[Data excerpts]
--- Begin ---
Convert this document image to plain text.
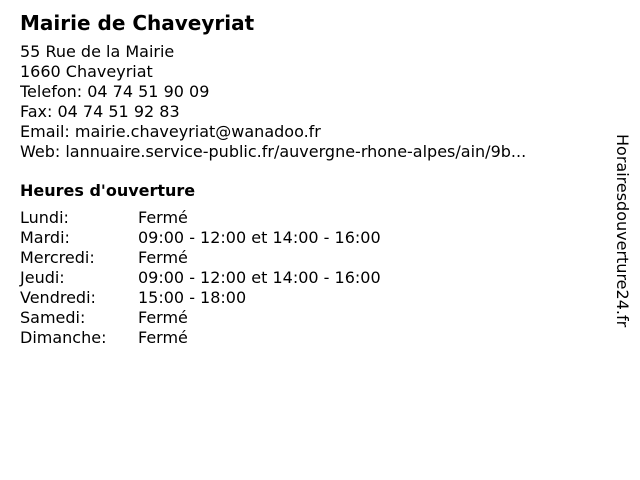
Mairie de Chaveyriat
55 Rue de la Mairie
1660 Chaveyriat
Telefon: 04 74 51 90 09
Fax: 04 74 51 92 83
Email: mairie.chaveyriat@wanadoo.fr
Web: lannuaire.service-public.fr/auvergne-rhone-alpes/ain/9b...
Heures d'ouverture
Lundi:	Fermé
Mardi:	09:00 - 12:00 et 14:00 - 16:00
Mercredi:	Fermé
Jeudi:	09:00 - 12:00 et 14:00 - 16:00
Vendredi:	15:00 - 18:00
Samedi:	Fermé
Dimanche:	Fermé
Horairesdouverture24.fr
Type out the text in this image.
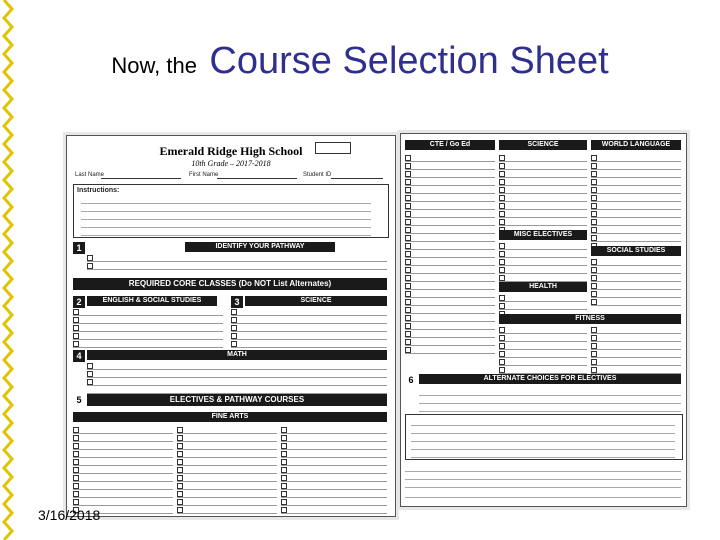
Now, the Course Selection Sheet
Emerald Ridge High School
10th Grade – 2017-2018
Last Name	First Name	Student ID
Instructions:
1	IDENTIFY YOUR PATHWAY
REQUIRED CORE CLASSES (Do NOT List Alternates)
2	ENGLISH & SOCIAL STUDIES	3	SCIENCE
4	MATH
5	ELECTIVES & PATHWAY COURSES
FINE ARTS
CTE / Go Ed	SCIENCE	WORLD LANGUAGE
MISC ELECTIVES
SOCIAL STUDIES
HEALTH
FITNESS
6	ALTERNATE CHOICES FOR ELECTIVES
3/16/2018
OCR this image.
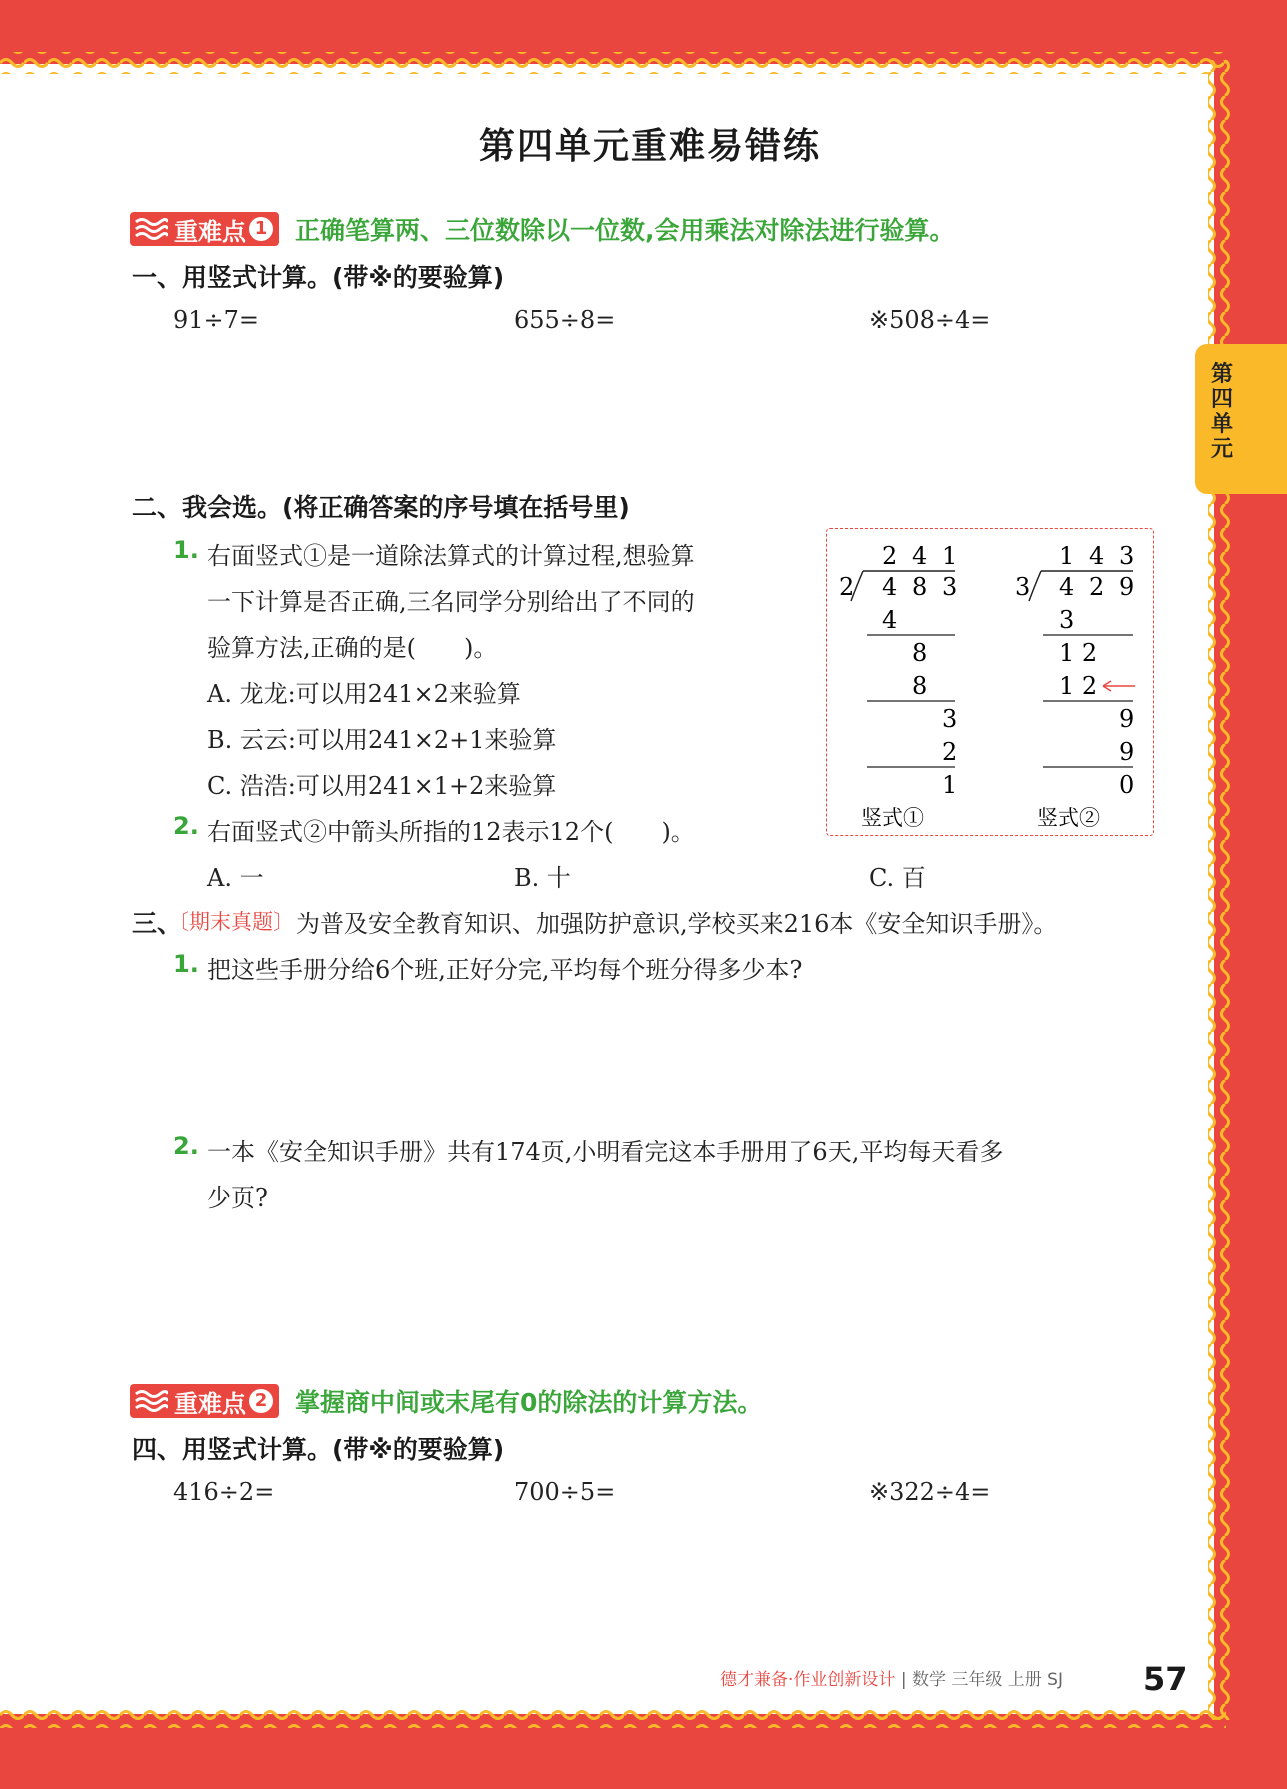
第四单元重难易错练
第四单元
重难点 1 正确笔算两、三位数除以一位数,会用乘法对除法进行验算。
一、用竖式计算。(带※的要验算)
91÷7=	655÷8=	※508÷4=
二、我会选。(将正确答案的序号填在括号里)
1. 右面竖式①是一道除法算式的计算过程,想验算
一下计算是否正确,三名同学分别给出了不同的
验算方法,正确的是(　　)。
A. 龙龙:可以用241×2来验算
B. 云云:可以用241×2+1来验算
C. 浩浩:可以用241×1+2来验算
2. 右面竖式②中箭头所指的12表示12个(　　)。
A. 一	B. 十	C. 百
2 4 1
2 4 8 3
4
8
8
3
2
1
竖式①
1 4 3
3 4 2 9
3
1 2
1 2
9
9
0
竖式②
三、
〔期末真题〕 为普及安全教育知识、加强防护意识,学校买来216本《安全知识手册》。
1. 把这些手册分给6个班,正好分完,平均每个班分得多少本?
2. 一本《安全知识手册》共有174页,小明看完这本手册用了6天,平均每天看多
少页?
重难点 2 掌握商中间或末尾有0的除法的计算方法。
四、用竖式计算。(带※的要验算)
416÷2=	700÷5=	※322÷4=
德才兼备·作业创新设计 | 数学 三年级 上册 SJ	57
--- End ---
Set task: Leave out all pictures and retype precisely the lines that run from the line containing "OCR this image." to the last line of the records.

Solution for this problem:
OCR this image.
第四单元重难易错练
第四单元
重难点 1 正确笔算两、三位数除以一位数,会用乘法对除法进行验算。
一、用竖式计算。(带※的要验算)
91÷7=	655÷8=	※508÷4=
二、我会选。(将正确答案的序号填在括号里)
1. 右面竖式①是一道除法算式的计算过程,想验算
一下计算是否正确,三名同学分别给出了不同的
验算方法,正确的是(　　)。
A. 龙龙:可以用241×2来验算
B. 云云:可以用241×2+1来验算
C. 浩浩:可以用241×1+2来验算
2. 右面竖式②中箭头所指的12表示12个(　　)。
A. 一	B. 十	C. 百
2 4 1
2 4 8 3
4
8
8
3
2
1
竖式①
1 4 3
3 4 2 9
3
1 2
1 2
9
9
0
竖式②
三、
〔期末真题〕 为普及安全教育知识、加强防护意识,学校买来216本《安全知识手册》。
1. 把这些手册分给6个班,正好分完,平均每个班分得多少本?
2. 一本《安全知识手册》共有174页,小明看完这本手册用了6天,平均每天看多
少页?
重难点 2 掌握商中间或末尾有0的除法的计算方法。
四、用竖式计算。(带※的要验算)
416÷2=	700÷5=	※322÷4=
德才兼备·作业创新设计 | 数学 三年级 上册 SJ	57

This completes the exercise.